### [Working data]
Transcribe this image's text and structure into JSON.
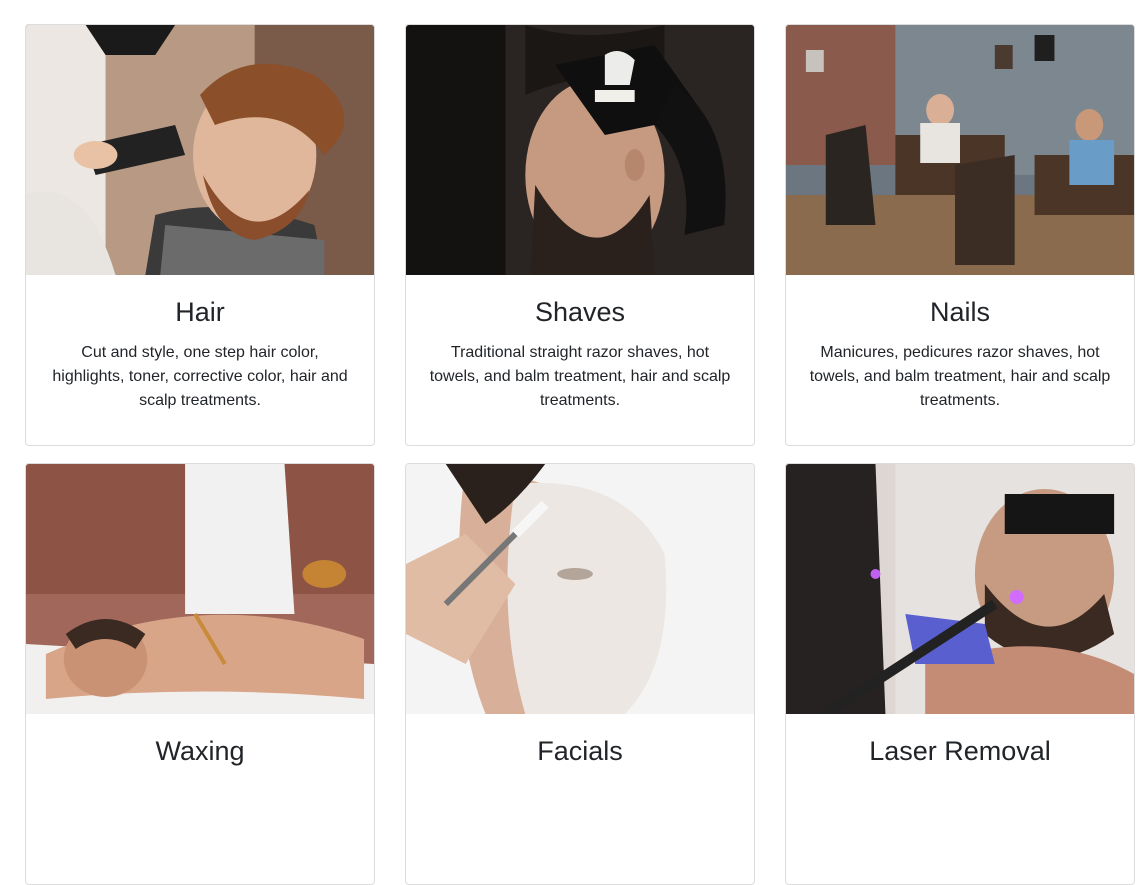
{
  "services": [
    {
      "title": "Hair",
      "description": "Cut and style, one step hair color, highlights, toner, corrective color, hair and scalp treatments.",
      "image": "barber-haircut-photo"
    },
    {
      "title": "Shaves",
      "description": "Traditional straight razor shaves, hot towels, and balm treatment, hair and scalp treatments.",
      "image": "straight-razor-shave-photo"
    },
    {
      "title": "Nails",
      "description": "Manicures, pedicures razor shaves, hot towels, and balm treatment, hair and scalp treatments.",
      "image": "salon-pedicure-photo"
    },
    {
      "title": "Waxing",
      "description": "",
      "image": "chest-waxing-photo"
    },
    {
      "title": "Facials",
      "description": "",
      "image": "facial-mask-photo"
    },
    {
      "title": "Laser Removal",
      "description": "",
      "image": "laser-hair-removal-photo"
    }
  ]
}
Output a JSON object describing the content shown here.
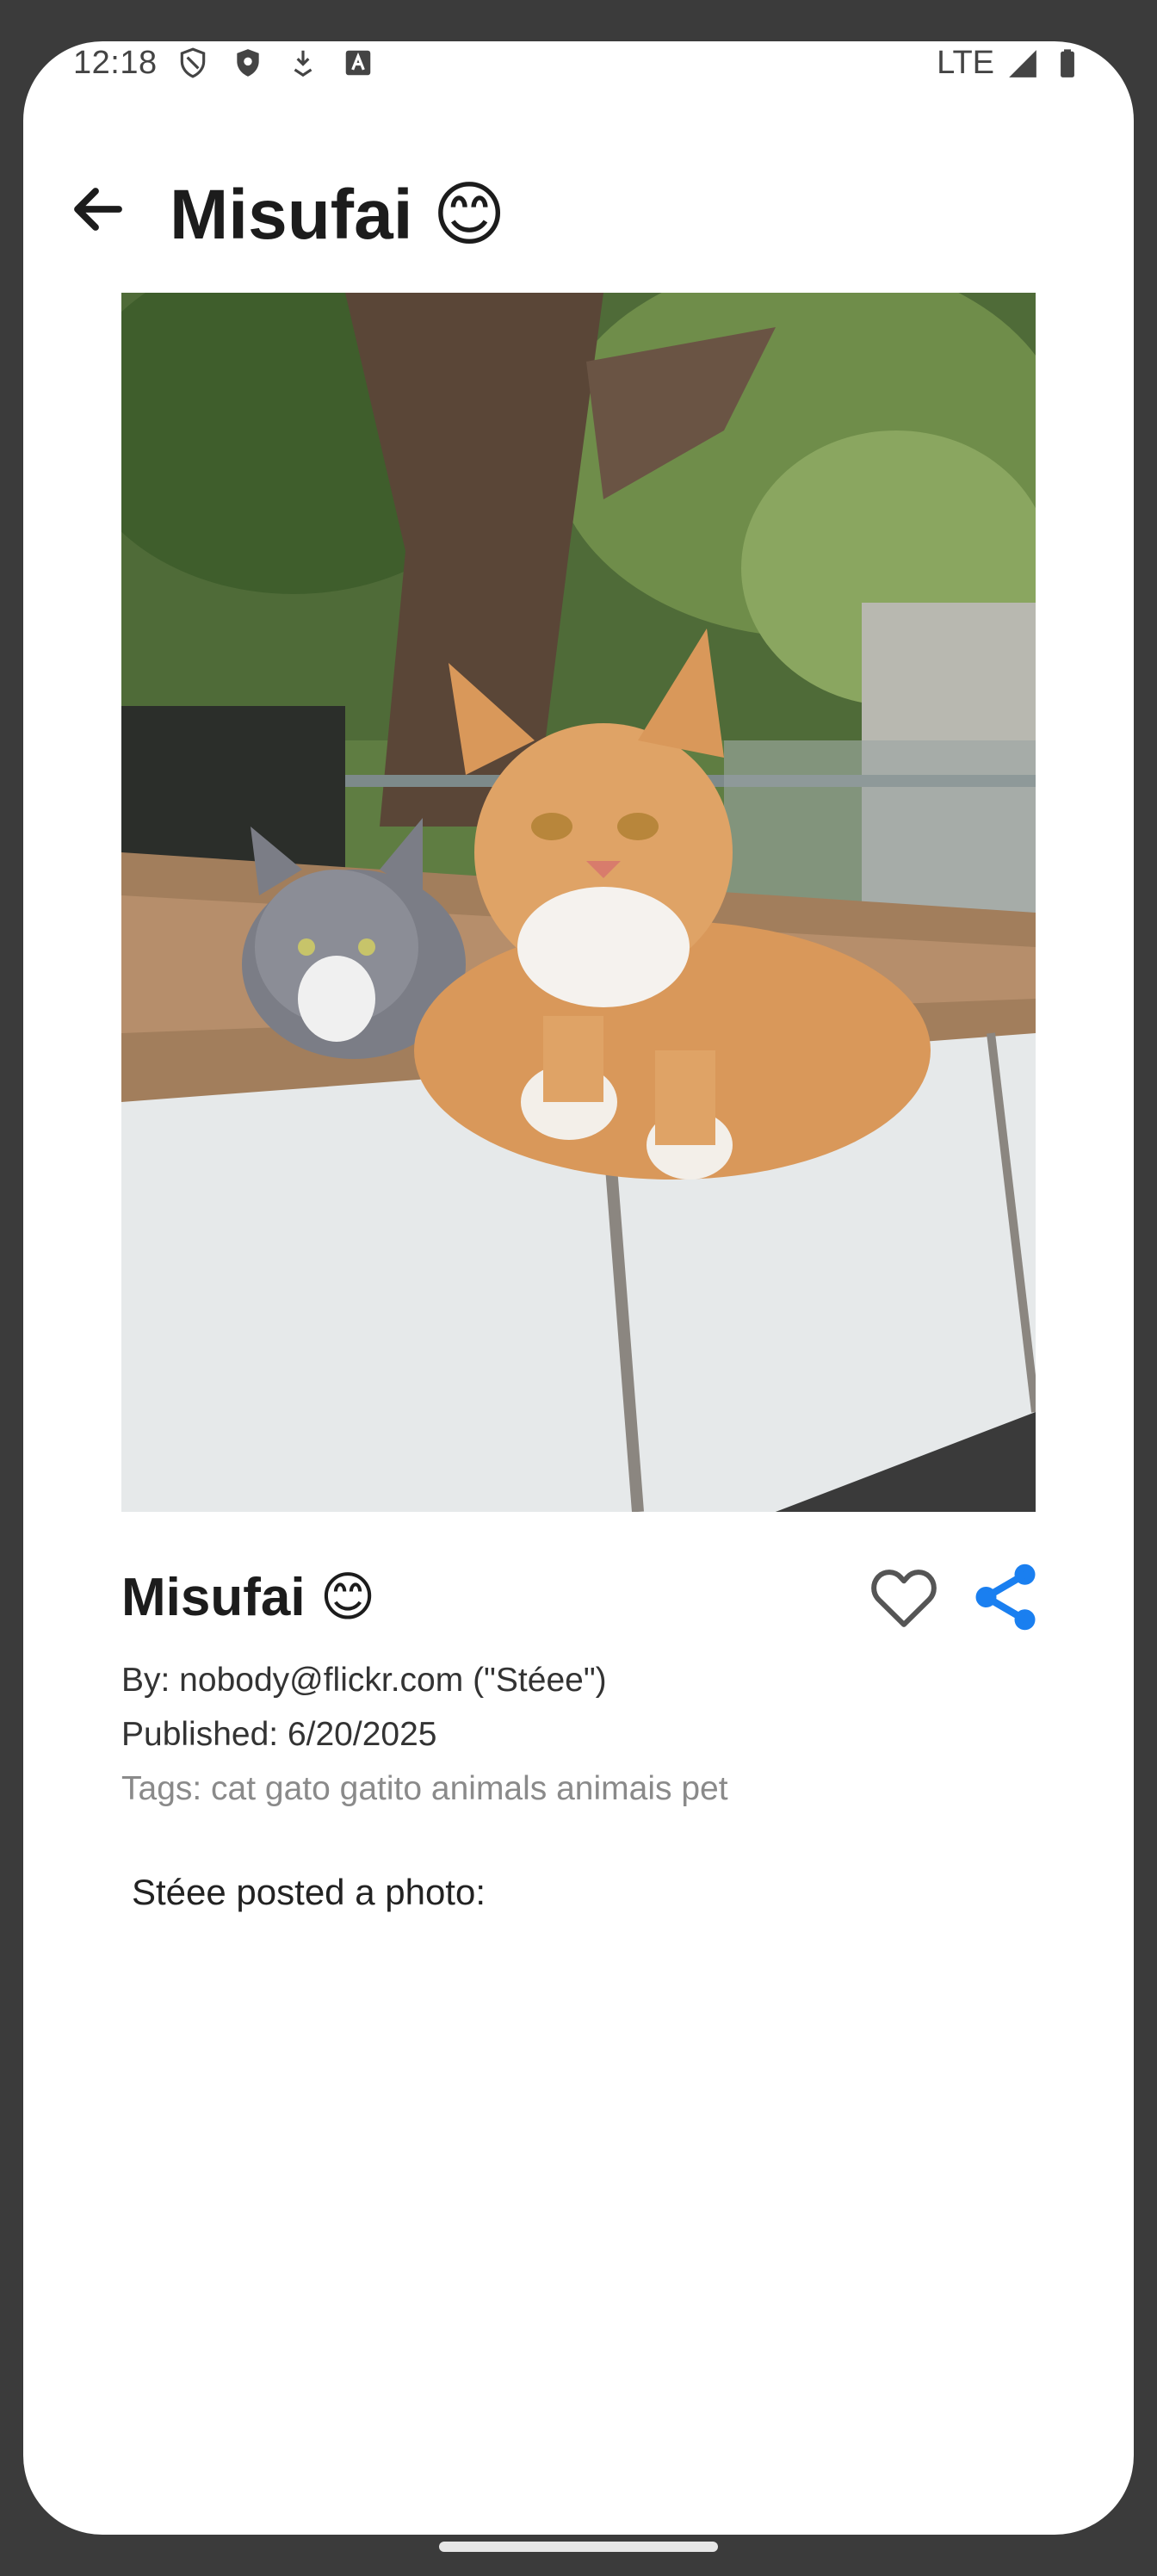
{
  "status_bar": {
    "time": "12:18",
    "network": "LTE",
    "icons": [
      "shield-outline-icon",
      "shield-filled-icon",
      "download-icon",
      "font-icon",
      "signal-icon",
      "battery-icon"
    ]
  },
  "app_bar": {
    "back_icon": "arrow-back-icon",
    "title": "Misufai 😊"
  },
  "photo": {
    "subject": "cats-photo"
  },
  "details": {
    "title": "Misufai 😊",
    "author": "By: nobody@flickr.com (\"Stéee\")",
    "published": "Published: 6/20/2025",
    "tags": "Tags: cat gato gatito animals animais pet",
    "description": "Stéee posted a photo:"
  },
  "actions": {
    "favorite_icon": "heart-outline-icon",
    "share_icon": "share-icon"
  },
  "colors": {
    "accent": "#1a7ff0",
    "text_primary": "#1c1c1c",
    "text_secondary": "#333333",
    "text_muted": "#8a8a8a",
    "frame": "#3b3b3b"
  }
}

### [Directive]
Reproduce the full listing faithfully, but do not carry over any pictures.

### [Finished exercise]
Transcribe this image's text and structure into JSON.
{
  "services": [
    {
      "title": "Hair",
      "description": "Cut and style, one step hair color, highlights, toner, corrective color, hair and scalp treatments.",
      "image": "barber-haircut-photo"
    },
    {
      "title": "Shaves",
      "description": "Traditional straight razor shaves, hot towels, and balm treatment, hair and scalp treatments.",
      "image": "straight-razor-shave-photo"
    },
    {
      "title": "Nails",
      "description": "Manicures, pedicures razor shaves, hot towels, and balm treatment, hair and scalp treatments.",
      "image": "salon-pedicure-photo"
    },
    {
      "title": "Waxing",
      "description": "",
      "image": "chest-waxing-photo"
    },
    {
      "title": "Facials",
      "description": "",
      "image": "facial-mask-photo"
    },
    {
      "title": "Laser Removal",
      "description": "",
      "image": "laser-hair-removal-photo"
    }
  ]
}
Output a JSON object describing the content shown here.
{
  "status_bar": {
    "time": "12:18",
    "network": "LTE",
    "icons": [
      "shield-outline-icon",
      "shield-filled-icon",
      "download-icon",
      "font-icon",
      "signal-icon",
      "battery-icon"
    ]
  },
  "app_bar": {
    "back_icon": "arrow-back-icon",
    "title": "Misufai 😊"
  },
  "photo": {
    "subject": "cats-photo"
  },
  "details": {
    "title": "Misufai 😊",
    "author": "By: nobody@flickr.com (\"Stéee\")",
    "published": "Published: 6/20/2025",
    "tags": "Tags: cat gato gatito animals animais pet",
    "description": "Stéee posted a photo:"
  },
  "actions": {
    "favorite_icon": "heart-outline-icon",
    "share_icon": "share-icon"
  },
  "colors": {
    "accent": "#1a7ff0",
    "text_primary": "#1c1c1c",
    "text_secondary": "#333333",
    "text_muted": "#8a8a8a",
    "frame": "#3b3b3b"
  }
}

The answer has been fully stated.